- Material shown -
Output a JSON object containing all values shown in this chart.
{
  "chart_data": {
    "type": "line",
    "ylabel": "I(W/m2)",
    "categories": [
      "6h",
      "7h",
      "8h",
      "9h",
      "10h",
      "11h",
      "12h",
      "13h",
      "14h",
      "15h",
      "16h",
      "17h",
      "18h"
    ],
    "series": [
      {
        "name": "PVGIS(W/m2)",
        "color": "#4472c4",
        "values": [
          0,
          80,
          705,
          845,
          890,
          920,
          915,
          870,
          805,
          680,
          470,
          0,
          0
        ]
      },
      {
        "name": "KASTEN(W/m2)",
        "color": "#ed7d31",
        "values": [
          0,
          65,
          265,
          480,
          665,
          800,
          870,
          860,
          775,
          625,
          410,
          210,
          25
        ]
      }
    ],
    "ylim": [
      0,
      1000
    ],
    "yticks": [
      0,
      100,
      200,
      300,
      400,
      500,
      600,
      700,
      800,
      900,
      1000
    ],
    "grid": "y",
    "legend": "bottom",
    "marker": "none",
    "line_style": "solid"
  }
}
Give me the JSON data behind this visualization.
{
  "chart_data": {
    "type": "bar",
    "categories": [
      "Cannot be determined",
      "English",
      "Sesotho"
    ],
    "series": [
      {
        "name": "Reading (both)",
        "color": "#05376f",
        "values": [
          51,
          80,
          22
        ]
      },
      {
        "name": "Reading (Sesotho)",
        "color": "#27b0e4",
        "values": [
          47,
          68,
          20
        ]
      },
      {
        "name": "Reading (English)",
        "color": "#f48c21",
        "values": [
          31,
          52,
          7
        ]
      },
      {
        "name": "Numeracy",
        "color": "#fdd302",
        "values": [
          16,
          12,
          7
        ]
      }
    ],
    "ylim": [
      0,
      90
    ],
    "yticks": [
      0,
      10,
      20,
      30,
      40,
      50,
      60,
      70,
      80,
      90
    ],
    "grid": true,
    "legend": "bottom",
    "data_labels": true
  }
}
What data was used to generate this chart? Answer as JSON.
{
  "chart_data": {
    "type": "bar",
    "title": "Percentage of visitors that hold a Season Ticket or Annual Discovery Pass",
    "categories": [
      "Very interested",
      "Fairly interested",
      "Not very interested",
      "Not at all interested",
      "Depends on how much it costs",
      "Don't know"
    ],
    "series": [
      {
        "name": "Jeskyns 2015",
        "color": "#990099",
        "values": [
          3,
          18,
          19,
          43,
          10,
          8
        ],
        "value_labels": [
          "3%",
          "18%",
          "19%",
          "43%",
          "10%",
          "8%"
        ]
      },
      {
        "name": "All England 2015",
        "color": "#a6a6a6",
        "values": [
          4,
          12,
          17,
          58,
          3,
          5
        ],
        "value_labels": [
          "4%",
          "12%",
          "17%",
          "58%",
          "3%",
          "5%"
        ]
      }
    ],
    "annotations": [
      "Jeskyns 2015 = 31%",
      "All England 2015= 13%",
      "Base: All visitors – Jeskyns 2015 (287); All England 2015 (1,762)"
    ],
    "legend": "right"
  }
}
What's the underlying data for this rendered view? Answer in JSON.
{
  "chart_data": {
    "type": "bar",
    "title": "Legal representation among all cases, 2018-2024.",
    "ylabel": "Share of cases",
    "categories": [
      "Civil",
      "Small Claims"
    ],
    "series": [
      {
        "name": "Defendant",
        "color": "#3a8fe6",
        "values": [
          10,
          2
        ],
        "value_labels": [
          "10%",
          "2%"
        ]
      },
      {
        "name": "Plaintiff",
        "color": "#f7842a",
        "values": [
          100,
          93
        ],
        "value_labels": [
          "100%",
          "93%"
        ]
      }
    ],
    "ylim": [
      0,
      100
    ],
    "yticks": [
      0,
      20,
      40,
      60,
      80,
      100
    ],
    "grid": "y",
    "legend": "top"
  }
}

- Problem -
Write out every record verbatim.

- Completed task -
Output a JSON object containing all values shown in this chart.
{
  "chart_data": {
    "type": "line",
    "ylabel": "I(W/m2)",
    "categories": [
      "6h",
      "7h",
      "8h",
      "9h",
      "10h",
      "11h",
      "12h",
      "13h",
      "14h",
      "15h",
      "16h",
      "17h",
      "18h"
    ],
    "series": [
      {
        "name": "PVGIS(W/m2)",
        "color": "#4472c4",
        "values": [
          0,
          80,
          705,
          845,
          890,
          920,
          915,
          870,
          805,
          680,
          470,
          0,
          0
        ]
      },
      {
        "name": "KASTEN(W/m2)",
        "color": "#ed7d31",
        "values": [
          0,
          65,
          265,
          480,
          665,
          800,
          870,
          860,
          775,
          625,
          410,
          210,
          25
        ]
      }
    ],
    "ylim": [
      0,
      1000
    ],
    "yticks": [
      0,
      100,
      200,
      300,
      400,
      500,
      600,
      700,
      800,
      900,
      1000
    ],
    "grid": "y",
    "legend": "bottom",
    "marker": "none",
    "line_style": "solid"
  }
}
Give me the JSON data behind this visualization.
{
  "chart_data": {
    "type": "bar",
    "categories": [
      "Cannot be determined",
      "English",
      "Sesotho"
    ],
    "series": [
      {
        "name": "Reading (both)",
        "color": "#05376f",
        "values": [
          51,
          80,
          22
        ]
      },
      {
        "name": "Reading (Sesotho)",
        "color": "#27b0e4",
        "values": [
          47,
          68,
          20
        ]
      },
      {
        "name": "Reading (English)",
        "color": "#f48c21",
        "values": [
          31,
          52,
          7
        ]
      },
      {
        "name": "Numeracy",
        "color": "#fdd302",
        "values": [
          16,
          12,
          7
        ]
      }
    ],
    "ylim": [
      0,
      90
    ],
    "yticks": [
      0,
      10,
      20,
      30,
      40,
      50,
      60,
      70,
      80,
      90
    ],
    "grid": true,
    "legend": "bottom",
    "data_labels": true
  }
}
What data was used to generate this chart? Answer as JSON.
{
  "chart_data": {
    "type": "bar",
    "title": "Percentage of visitors that hold a Season Ticket or Annual Discovery Pass",
    "categories": [
      "Very interested",
      "Fairly interested",
      "Not very interested",
      "Not at all interested",
      "Depends on how much it costs",
      "Don't know"
    ],
    "series": [
      {
        "name": "Jeskyns 2015",
        "color": "#990099",
        "values": [
          3,
          18,
          19,
          43,
          10,
          8
        ],
        "value_labels": [
          "3%",
          "18%",
          "19%",
          "43%",
          "10%",
          "8%"
        ]
      },
      {
        "name": "All England 2015",
        "color": "#a6a6a6",
        "values": [
          4,
          12,
          17,
          58,
          3,
          5
        ],
        "value_labels": [
          "4%",
          "12%",
          "17%",
          "58%",
          "3%",
          "5%"
        ]
      }
    ],
    "annotations": [
      "Jeskyns 2015 = 31%",
      "All England 2015= 13%",
      "Base: All visitors – Jeskyns 2015 (287); All England 2015 (1,762)"
    ],
    "legend": "right"
  }
}
What's the underlying data for this rendered view? Answer in JSON.
{
  "chart_data": {
    "type": "bar",
    "title": "Legal representation among all cases, 2018-2024.",
    "ylabel": "Share of cases",
    "categories": [
      "Civil",
      "Small Claims"
    ],
    "series": [
      {
        "name": "Defendant",
        "color": "#3a8fe6",
        "values": [
          10,
          2
        ],
        "value_labels": [
          "10%",
          "2%"
        ]
      },
      {
        "name": "Plaintiff",
        "color": "#f7842a",
        "values": [
          100,
          93
        ],
        "value_labels": [
          "100%",
          "93%"
        ]
      }
    ],
    "ylim": [
      0,
      100
    ],
    "yticks": [
      0,
      20,
      40,
      60,
      80,
      100
    ],
    "grid": "y",
    "legend": "top"
  }
}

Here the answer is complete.